## [Perintah Tugas 1]
Tentukan apakah pernyataan (a), (b), dan (c) berikut sesuai dengan kutipan teks tentang Darwin Nunez di bawah. Jawab ya atau tidak, lalu kutip kata-kata penentunya dari teks.
(a) Liverpool mengeluarkan 64 juta pounds untuk mendatangkan Nunez.
(b) Nunez mencetak gol saat melawan Crystal Palace.
(c) Nunez memecahkan rekor Virgil van Dijk.
## [Perintah Tugas 2]
Jawab pertanyaan berikut berdasarkan kutipan teks tentang Darwin Nunez di bawah.
(a) Siapa yang mengecam para pengkritik Darwin Nunez?
(b) Dari klub mana Nunez berasal sebelum bergabung dengan Liverpool?
(c) Nilai transfer Nunez bisa bertambah menjadi berapa?
## [Perintah Tugas 3]
Tuliskan lanjutan kutipan teks tentang Darwin Nunez di bawah, mulai setelah kalimat terakhirnya.

## [Kutipan Teks]
REPUBLIKA.CO.ID, LIVERPOOL -- Legenda hidup Liverpool, Robbie Fowler mengecam para pengkritik Darwin Nunez. Situasi bermula dari aksi Nunez selama pra-musim edisi terkini.
Eks Benfica itu didatangkan dengan harga selangit. Demi mendapatkan jasa sang penyerang, the Reds mengeluarkan 64 juta pounds (Rp 1,14 triliun). Angka tersebut bisa bertambah menjadi 85 juta pounds (Rp 1,5 triliun), di kemudian hari.
Tergantung pada performa Nunez tentunya. Fakta demikian membuat pria Uruguay ini berstatus pemain termahal yang pernah didatangkan Merseyside Merah. Ia memecahkan rekor Virgil van Dijk.
Wajar jika ekspektasi terhadap sang penyerang, sangat tinggi. Nunez pun menjalani tur bersama rekan-rekan barunya. Ia gagal menggetarkan jala lawan ketika anak asuh Juergen Klopp berhadapan dengan Manchester United dan Crystal Palace.

## [Entri yang Diberikan]
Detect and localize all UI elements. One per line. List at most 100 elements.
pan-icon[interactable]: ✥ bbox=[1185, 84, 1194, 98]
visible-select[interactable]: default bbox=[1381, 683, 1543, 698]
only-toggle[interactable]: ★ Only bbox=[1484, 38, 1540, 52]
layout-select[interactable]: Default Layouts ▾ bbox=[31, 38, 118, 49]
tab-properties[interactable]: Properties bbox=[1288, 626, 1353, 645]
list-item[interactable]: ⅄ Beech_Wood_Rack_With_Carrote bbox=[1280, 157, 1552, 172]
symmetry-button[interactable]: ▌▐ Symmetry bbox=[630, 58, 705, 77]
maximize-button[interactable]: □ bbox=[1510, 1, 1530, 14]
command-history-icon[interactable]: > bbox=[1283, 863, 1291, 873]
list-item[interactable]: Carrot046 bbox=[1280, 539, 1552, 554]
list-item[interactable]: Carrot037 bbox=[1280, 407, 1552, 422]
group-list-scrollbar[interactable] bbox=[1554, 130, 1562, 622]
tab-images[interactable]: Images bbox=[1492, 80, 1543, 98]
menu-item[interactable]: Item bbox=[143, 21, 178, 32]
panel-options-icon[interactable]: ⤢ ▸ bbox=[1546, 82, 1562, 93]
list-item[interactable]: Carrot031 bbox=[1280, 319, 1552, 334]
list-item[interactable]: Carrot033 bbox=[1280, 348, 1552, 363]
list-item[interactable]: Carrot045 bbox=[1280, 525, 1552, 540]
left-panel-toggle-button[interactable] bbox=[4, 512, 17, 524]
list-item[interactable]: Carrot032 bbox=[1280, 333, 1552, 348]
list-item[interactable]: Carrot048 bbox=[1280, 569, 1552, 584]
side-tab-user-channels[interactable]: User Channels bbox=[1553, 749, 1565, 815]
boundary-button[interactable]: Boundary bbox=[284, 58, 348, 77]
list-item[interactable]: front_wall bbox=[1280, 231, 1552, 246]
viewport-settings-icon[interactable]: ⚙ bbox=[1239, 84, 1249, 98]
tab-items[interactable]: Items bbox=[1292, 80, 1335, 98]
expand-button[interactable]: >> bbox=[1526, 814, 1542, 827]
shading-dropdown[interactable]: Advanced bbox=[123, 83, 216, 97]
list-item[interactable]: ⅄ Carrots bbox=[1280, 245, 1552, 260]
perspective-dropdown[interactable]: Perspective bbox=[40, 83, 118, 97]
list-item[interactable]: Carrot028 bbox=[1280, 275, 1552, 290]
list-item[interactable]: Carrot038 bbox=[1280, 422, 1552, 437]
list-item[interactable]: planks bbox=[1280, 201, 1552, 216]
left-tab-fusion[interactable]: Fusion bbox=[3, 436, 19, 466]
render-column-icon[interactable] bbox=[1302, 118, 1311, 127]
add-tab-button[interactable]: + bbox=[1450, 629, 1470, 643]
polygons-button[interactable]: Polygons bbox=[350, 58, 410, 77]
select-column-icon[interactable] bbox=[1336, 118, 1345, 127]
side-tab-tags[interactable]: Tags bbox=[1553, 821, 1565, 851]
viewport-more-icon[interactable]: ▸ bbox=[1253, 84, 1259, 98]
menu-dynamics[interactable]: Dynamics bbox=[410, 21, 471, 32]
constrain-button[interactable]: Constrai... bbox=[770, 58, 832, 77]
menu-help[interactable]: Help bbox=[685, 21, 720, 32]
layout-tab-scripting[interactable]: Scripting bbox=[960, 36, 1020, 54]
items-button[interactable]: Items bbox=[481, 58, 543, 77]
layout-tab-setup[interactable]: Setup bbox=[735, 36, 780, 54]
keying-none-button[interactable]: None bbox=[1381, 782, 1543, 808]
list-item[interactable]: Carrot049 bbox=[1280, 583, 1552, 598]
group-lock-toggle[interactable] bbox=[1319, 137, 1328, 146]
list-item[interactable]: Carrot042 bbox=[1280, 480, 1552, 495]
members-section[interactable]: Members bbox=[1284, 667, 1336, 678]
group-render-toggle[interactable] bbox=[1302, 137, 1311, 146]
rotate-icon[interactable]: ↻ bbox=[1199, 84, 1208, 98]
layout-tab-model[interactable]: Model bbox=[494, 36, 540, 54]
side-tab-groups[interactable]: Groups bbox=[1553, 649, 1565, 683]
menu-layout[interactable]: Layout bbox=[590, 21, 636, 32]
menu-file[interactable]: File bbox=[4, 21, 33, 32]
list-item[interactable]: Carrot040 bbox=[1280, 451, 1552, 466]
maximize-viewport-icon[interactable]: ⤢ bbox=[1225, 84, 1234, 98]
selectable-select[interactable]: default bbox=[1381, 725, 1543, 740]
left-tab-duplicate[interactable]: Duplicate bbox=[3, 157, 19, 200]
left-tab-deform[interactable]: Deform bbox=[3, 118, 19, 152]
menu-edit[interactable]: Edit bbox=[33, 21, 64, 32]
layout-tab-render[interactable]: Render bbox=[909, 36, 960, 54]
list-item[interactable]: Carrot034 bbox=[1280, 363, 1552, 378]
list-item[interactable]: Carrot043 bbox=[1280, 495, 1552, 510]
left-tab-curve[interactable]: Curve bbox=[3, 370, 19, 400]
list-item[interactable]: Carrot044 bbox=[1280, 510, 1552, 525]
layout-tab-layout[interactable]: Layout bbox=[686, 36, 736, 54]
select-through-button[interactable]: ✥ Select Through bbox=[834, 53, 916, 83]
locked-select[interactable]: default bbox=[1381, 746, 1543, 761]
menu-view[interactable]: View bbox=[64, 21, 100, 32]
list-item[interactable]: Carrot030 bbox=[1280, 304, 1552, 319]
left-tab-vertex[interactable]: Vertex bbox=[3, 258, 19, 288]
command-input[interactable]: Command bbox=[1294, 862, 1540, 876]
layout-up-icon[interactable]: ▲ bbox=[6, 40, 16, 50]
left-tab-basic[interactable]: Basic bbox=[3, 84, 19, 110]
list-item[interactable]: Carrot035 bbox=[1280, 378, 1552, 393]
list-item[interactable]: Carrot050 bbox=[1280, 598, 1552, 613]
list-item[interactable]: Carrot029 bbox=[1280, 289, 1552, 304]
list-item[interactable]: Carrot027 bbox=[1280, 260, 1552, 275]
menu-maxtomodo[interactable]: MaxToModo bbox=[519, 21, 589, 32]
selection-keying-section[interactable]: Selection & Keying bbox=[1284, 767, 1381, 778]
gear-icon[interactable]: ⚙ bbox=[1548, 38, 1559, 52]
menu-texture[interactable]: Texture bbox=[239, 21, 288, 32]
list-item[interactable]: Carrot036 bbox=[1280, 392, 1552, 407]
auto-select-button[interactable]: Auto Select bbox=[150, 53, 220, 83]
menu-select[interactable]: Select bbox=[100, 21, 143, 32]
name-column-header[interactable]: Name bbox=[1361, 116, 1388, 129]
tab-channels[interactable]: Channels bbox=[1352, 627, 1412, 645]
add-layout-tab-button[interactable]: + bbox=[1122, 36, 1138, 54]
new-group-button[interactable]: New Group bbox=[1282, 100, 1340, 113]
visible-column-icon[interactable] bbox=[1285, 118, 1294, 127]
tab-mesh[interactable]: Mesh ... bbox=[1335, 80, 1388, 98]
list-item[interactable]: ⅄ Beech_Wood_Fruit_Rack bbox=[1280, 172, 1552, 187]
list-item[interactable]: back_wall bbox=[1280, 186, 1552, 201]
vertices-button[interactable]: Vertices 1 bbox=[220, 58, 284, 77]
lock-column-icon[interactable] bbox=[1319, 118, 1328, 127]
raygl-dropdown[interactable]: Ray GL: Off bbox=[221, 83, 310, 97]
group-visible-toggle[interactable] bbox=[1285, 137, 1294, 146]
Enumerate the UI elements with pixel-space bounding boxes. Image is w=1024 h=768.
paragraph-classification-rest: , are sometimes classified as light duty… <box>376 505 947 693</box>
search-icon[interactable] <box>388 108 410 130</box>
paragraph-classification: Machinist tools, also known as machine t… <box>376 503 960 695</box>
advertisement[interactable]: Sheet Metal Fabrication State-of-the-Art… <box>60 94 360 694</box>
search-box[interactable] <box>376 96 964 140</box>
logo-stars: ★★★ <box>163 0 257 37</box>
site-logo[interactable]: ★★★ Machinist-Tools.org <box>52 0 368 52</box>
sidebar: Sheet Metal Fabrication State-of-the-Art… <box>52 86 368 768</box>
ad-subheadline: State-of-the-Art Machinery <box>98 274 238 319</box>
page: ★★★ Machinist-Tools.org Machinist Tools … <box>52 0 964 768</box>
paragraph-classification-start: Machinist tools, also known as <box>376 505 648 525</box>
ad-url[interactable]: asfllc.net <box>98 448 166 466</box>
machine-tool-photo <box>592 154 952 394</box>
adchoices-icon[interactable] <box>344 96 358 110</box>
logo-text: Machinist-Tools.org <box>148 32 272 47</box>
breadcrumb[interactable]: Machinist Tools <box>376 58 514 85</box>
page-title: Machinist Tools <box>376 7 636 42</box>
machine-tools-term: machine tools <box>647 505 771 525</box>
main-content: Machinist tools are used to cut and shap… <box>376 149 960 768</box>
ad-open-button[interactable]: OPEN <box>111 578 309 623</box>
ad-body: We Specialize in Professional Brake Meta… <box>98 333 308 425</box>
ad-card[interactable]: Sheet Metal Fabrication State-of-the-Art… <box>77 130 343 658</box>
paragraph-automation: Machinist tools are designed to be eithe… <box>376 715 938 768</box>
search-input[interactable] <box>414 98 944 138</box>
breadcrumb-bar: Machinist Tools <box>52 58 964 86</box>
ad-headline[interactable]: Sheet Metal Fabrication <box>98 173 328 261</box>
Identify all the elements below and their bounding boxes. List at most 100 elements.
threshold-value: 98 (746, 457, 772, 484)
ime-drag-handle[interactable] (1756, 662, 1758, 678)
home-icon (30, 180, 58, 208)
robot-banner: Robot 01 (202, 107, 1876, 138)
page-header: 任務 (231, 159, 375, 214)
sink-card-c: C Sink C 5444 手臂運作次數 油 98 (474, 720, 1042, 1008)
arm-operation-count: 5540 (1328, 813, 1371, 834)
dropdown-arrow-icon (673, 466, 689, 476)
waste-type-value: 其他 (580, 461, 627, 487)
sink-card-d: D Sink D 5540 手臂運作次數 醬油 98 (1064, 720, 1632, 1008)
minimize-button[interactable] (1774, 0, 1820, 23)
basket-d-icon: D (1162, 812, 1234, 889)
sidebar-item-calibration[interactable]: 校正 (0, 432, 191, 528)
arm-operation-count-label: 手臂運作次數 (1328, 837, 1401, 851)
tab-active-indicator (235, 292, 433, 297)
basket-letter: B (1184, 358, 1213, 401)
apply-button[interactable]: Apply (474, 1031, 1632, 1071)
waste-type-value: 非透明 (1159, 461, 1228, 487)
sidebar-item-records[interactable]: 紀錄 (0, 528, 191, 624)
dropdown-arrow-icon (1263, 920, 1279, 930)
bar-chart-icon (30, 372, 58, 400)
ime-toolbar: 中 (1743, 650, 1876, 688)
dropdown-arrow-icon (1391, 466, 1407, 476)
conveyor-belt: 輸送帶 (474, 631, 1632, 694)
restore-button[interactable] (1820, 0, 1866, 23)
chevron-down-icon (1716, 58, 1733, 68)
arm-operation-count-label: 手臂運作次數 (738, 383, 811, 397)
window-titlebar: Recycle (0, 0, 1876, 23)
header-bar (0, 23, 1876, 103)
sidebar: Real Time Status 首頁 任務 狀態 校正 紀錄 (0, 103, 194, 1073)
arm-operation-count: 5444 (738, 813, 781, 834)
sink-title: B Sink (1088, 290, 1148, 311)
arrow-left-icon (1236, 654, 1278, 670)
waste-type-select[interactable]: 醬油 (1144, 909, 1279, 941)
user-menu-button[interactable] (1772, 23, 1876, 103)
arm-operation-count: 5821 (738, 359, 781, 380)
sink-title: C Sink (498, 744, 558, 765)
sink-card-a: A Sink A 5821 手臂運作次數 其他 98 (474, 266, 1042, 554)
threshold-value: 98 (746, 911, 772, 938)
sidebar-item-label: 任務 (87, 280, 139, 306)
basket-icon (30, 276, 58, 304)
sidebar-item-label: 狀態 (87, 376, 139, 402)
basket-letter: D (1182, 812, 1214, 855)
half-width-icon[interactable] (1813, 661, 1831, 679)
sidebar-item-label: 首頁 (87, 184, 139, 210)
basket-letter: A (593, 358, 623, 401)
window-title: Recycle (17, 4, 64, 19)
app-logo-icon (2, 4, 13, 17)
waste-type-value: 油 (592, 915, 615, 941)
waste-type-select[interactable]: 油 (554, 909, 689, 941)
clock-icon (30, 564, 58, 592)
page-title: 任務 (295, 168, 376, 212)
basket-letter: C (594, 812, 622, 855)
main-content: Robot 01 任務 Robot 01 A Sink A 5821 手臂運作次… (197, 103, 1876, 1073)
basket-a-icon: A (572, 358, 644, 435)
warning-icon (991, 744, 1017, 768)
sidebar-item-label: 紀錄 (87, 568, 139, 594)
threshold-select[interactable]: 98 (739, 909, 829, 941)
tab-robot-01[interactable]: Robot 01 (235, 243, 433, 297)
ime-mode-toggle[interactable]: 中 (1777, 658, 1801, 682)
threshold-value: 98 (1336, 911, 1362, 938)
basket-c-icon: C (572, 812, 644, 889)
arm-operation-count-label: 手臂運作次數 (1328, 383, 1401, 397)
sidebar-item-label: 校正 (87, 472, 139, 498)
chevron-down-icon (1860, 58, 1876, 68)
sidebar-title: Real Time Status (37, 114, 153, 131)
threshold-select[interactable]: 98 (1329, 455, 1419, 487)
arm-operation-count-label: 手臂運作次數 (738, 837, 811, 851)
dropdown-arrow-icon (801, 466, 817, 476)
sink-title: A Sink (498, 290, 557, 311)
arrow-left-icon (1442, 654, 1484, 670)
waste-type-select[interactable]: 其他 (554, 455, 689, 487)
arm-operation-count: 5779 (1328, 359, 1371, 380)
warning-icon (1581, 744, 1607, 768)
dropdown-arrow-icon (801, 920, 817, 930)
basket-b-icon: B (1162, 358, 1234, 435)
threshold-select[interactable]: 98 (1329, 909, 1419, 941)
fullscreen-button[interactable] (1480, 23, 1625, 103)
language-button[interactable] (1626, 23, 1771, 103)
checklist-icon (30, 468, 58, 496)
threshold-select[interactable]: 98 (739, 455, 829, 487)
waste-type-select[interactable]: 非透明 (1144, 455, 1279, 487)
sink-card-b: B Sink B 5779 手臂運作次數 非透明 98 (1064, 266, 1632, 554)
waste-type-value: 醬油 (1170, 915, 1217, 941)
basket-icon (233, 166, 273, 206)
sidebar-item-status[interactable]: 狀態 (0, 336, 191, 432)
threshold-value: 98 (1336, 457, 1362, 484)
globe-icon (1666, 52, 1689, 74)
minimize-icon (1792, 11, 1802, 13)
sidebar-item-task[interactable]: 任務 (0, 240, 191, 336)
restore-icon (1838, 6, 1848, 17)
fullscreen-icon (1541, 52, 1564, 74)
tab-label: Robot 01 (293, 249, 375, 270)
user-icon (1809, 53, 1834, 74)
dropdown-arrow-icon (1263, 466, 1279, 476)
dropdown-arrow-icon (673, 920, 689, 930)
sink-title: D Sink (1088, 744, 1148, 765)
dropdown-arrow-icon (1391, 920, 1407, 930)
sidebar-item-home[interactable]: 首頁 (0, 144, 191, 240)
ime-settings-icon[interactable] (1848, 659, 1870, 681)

## [Kotak Jawaban 1]
(a) Ya: "the Reds mengeluarkan 64 juta pounds (Rp 1,14 triliun)"
(b) Tidak: "Ia gagal menggetarkan jala lawan ketika anak asuh Juergen Klopp berhadapan dengan Manchester United dan Crystal Palace."
(c) Ya: "Ia memecahkan rekor Virgil van Dijk."

## [Kotak Jawaban 2]
(a) Robbie Fowler
(b) Benfica
(c) 85 juta pounds (Rp 1,5 triliun)

## [Kotak Jawaban 3]
Keadaan demikian memicu reaksi beragam. Penggemar rival dan kritikus menggunakan momen itu untuk menyerang pesepakbola 23 tahun tersebut. Seolah tersengat, jebolan akademi Penarol langsung tancap gas pada uji coba ketiga.
Beberapa hari lalu, Liverpool bertemu RB Leipzig di Red Bull Arena. Pasukan Klopp unggul 5-0 atas tuan rumah. Nunez mencetak quattrick alias empat gol dalam laga tersebut.
Lewat kolomnya di Mirror, Fowler menyebut reaksi para pengkritik Nunez, menggelikan. Bagaimana mungkin, mereka menilai performa seseorang hanya lewat dua laga uji coba.
Tokoh 47 tahun ini memahami, di era sepak bola modern, para pemain besar, akan mendapat sorotan jika tidak mencetak gol di setiap pertandingan.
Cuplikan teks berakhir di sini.